Return every line of the data below that includes the string "right".

[Records from a dataset]
◆ ◆ ◆

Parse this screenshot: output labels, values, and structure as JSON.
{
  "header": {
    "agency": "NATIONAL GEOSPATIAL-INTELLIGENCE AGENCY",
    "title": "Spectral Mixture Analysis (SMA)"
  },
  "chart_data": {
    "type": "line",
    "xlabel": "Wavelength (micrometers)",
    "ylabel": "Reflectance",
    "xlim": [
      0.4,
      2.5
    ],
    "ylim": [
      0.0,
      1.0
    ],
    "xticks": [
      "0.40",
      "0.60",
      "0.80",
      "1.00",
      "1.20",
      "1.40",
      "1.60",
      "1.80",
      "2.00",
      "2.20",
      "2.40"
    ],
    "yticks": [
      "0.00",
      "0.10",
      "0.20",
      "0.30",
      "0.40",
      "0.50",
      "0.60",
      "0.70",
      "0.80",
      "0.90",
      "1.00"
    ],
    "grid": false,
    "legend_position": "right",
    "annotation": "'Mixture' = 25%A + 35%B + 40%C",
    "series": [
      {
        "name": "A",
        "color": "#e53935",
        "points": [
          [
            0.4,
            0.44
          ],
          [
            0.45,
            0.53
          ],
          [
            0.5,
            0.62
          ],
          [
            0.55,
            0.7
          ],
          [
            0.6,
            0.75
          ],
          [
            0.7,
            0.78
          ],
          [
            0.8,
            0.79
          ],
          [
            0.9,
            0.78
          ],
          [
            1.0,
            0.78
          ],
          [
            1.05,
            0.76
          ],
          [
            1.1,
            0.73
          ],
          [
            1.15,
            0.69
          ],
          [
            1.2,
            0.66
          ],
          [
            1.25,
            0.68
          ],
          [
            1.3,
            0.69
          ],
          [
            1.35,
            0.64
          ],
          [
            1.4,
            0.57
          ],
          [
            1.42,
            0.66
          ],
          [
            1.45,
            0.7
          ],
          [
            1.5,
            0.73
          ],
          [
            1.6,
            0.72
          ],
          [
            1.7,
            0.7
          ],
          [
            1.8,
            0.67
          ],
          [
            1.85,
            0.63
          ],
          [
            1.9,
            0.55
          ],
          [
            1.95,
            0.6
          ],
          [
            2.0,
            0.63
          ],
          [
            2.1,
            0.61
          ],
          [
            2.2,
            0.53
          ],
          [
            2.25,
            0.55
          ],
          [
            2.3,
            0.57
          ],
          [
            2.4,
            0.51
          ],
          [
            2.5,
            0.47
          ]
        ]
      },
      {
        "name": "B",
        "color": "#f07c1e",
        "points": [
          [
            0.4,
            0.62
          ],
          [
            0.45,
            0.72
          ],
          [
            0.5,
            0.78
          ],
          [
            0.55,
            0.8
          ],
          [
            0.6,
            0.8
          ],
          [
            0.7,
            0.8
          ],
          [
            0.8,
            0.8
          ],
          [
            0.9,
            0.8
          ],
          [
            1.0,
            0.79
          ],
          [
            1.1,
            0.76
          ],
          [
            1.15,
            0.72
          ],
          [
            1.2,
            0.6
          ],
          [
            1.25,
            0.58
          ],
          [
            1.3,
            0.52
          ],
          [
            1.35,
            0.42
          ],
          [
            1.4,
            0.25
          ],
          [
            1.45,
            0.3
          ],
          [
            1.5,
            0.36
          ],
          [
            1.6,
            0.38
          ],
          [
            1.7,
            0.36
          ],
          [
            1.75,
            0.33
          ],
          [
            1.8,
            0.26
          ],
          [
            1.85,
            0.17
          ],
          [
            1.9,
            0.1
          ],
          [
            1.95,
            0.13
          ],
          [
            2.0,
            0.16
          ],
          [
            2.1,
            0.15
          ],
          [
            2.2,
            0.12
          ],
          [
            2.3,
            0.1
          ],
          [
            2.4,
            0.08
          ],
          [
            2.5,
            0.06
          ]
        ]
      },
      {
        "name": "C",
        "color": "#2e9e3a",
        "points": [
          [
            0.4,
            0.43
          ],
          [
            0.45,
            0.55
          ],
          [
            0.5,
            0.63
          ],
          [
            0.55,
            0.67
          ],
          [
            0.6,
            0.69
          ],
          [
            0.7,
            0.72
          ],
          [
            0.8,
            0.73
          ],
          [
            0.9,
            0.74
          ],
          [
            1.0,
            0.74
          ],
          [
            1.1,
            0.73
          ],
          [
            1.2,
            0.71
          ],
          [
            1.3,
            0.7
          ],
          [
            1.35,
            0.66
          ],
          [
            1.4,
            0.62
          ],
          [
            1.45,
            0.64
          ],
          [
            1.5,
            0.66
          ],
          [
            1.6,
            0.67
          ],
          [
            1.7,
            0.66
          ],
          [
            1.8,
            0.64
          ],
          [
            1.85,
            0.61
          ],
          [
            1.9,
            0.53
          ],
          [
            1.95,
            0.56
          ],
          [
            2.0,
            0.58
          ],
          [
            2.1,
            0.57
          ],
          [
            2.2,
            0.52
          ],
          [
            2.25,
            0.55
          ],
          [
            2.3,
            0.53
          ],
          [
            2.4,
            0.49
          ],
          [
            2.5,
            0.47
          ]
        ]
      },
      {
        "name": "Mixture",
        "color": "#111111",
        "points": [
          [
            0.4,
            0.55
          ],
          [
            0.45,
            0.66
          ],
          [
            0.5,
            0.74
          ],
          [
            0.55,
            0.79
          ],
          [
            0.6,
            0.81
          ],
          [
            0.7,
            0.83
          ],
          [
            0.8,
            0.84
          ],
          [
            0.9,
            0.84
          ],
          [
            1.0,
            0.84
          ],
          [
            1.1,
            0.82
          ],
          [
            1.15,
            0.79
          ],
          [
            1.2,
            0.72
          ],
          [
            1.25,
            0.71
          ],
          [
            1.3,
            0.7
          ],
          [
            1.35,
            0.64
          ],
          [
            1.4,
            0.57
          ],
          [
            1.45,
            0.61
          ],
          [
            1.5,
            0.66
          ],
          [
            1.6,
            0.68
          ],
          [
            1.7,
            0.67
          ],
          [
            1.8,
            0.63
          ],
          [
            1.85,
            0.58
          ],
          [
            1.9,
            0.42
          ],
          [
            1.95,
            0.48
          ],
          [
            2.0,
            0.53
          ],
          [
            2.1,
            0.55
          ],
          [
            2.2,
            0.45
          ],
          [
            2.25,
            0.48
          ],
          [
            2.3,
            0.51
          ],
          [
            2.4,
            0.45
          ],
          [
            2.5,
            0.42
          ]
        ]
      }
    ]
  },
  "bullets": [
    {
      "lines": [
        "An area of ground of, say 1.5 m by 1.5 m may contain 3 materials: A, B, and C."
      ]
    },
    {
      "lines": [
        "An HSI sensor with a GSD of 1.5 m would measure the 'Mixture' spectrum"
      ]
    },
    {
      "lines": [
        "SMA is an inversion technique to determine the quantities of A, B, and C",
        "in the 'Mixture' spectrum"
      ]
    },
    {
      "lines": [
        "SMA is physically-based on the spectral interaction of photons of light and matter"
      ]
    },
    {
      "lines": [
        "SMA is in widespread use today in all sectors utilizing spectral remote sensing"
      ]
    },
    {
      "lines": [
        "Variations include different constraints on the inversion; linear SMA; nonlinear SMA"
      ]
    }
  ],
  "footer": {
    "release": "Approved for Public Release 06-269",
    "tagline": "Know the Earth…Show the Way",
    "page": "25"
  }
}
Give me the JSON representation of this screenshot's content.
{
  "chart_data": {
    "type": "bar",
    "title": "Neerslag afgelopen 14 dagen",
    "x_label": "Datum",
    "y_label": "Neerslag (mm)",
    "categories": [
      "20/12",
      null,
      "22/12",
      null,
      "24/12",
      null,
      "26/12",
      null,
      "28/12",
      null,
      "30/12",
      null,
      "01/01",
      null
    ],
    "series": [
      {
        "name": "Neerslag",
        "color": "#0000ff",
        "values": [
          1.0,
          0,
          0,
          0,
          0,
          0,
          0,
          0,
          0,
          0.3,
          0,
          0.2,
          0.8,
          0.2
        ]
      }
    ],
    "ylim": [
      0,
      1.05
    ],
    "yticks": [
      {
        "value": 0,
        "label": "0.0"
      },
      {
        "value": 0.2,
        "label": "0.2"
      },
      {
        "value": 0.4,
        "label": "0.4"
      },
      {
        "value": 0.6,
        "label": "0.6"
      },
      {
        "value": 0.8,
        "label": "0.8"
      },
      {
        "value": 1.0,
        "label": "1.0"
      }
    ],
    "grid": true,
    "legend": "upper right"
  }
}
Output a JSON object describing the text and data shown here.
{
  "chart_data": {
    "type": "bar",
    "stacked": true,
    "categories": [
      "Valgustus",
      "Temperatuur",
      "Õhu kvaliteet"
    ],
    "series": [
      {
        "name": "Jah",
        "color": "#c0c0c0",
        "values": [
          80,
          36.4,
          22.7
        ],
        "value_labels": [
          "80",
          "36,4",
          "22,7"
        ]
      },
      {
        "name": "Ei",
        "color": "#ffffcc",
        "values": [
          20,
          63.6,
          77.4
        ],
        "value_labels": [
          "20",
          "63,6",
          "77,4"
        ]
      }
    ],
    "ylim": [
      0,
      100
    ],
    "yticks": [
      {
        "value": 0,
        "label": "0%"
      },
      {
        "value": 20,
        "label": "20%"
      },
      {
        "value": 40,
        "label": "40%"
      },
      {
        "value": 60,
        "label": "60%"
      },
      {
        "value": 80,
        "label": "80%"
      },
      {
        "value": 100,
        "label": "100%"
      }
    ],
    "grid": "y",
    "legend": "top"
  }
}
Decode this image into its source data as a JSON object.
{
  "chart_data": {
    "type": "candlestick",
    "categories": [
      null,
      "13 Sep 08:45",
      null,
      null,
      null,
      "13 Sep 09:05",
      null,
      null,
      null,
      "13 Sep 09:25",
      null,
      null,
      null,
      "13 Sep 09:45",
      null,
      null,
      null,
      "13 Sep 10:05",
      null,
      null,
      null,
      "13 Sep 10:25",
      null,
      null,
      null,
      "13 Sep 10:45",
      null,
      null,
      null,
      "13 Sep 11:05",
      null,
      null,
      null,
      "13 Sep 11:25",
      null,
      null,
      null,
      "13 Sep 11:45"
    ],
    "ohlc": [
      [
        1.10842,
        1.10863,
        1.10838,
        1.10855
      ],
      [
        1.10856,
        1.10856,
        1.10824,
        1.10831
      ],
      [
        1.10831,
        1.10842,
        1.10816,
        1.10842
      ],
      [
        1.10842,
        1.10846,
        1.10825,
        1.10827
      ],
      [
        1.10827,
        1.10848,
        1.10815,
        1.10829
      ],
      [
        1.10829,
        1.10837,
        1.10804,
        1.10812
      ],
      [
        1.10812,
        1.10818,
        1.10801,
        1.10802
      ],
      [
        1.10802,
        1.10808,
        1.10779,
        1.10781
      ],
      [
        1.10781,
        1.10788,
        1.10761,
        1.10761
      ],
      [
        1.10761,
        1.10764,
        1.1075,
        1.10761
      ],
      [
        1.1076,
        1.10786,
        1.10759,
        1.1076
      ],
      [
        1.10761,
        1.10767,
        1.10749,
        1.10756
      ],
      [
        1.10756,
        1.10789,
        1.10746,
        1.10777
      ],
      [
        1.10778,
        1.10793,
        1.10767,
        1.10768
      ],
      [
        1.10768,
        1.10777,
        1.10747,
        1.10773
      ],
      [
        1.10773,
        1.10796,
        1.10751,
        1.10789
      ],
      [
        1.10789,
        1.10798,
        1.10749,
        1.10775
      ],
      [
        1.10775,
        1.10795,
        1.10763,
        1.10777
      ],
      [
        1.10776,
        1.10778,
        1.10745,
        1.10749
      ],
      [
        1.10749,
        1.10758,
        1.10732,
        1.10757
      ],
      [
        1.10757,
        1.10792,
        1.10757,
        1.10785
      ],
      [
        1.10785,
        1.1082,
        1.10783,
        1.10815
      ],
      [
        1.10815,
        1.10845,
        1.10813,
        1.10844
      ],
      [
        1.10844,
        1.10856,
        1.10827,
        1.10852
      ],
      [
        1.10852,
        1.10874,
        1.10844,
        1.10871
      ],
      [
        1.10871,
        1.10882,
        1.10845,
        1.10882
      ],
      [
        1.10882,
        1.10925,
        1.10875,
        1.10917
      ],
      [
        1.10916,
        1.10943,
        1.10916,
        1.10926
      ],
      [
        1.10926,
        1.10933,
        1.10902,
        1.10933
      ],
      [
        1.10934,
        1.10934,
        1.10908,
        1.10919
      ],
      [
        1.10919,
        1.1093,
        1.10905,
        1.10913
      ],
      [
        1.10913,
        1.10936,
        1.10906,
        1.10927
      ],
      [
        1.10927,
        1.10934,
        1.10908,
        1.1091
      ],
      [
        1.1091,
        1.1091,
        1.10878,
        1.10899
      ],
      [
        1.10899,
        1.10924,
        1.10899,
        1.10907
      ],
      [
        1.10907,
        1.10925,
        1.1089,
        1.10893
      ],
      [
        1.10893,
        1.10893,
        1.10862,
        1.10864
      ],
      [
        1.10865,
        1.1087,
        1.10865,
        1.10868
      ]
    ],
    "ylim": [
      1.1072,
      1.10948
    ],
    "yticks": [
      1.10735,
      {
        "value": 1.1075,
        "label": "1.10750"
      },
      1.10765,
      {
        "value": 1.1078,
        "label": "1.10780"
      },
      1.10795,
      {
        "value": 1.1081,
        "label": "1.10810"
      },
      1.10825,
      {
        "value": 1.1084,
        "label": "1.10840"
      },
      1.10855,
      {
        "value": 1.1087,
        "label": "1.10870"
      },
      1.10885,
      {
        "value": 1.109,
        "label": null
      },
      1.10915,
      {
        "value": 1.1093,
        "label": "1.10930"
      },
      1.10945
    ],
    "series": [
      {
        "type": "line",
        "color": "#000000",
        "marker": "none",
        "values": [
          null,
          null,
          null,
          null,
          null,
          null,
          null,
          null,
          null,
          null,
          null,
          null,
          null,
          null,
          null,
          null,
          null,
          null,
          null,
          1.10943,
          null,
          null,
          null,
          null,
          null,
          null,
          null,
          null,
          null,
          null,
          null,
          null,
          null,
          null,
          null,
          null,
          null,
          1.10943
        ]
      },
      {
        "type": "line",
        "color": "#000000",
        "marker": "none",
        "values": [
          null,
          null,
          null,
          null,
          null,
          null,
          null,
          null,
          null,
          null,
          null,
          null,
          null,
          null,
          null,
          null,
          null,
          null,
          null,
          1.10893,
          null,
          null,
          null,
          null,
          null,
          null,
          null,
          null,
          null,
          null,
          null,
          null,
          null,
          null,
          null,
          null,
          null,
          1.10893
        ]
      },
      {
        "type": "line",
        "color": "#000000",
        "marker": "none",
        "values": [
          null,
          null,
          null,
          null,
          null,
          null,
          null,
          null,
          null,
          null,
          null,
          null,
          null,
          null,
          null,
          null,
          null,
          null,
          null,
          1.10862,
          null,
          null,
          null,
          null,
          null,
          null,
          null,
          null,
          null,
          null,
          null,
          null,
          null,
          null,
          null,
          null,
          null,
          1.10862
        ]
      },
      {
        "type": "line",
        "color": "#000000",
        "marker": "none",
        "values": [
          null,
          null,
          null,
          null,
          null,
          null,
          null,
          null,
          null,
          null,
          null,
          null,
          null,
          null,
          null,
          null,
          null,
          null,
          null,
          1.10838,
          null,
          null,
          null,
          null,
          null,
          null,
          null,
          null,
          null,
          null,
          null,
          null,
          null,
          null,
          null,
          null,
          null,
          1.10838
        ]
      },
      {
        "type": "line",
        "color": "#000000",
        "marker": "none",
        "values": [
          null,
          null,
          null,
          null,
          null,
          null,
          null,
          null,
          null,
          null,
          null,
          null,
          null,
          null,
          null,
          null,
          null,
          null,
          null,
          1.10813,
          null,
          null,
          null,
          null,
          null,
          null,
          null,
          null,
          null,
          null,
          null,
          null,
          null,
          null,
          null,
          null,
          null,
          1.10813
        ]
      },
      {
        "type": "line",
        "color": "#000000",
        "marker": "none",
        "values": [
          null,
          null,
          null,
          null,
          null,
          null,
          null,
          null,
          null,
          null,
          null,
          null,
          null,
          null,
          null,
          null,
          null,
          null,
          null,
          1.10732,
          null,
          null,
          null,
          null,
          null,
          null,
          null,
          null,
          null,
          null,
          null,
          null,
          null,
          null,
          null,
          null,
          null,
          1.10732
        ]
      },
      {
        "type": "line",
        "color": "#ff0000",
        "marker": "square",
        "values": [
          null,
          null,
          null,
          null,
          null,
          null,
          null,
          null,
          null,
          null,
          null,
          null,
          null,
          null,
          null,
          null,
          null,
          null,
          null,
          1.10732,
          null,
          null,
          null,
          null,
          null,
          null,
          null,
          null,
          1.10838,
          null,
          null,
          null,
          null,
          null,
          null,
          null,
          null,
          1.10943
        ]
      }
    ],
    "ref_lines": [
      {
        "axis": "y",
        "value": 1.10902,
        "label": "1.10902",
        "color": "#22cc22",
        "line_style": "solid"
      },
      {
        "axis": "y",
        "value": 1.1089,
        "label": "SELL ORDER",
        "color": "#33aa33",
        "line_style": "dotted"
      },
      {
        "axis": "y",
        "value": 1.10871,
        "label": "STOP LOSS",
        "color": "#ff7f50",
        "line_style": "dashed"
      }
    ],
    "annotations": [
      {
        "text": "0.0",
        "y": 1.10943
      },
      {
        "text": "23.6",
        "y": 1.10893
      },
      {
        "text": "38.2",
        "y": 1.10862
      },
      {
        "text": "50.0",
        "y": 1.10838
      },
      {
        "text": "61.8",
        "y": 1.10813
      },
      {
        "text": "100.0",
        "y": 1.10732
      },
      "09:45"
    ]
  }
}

◆ ◆ ◆

Response below:
    "legend_position": "right",
    "legend": "upper right"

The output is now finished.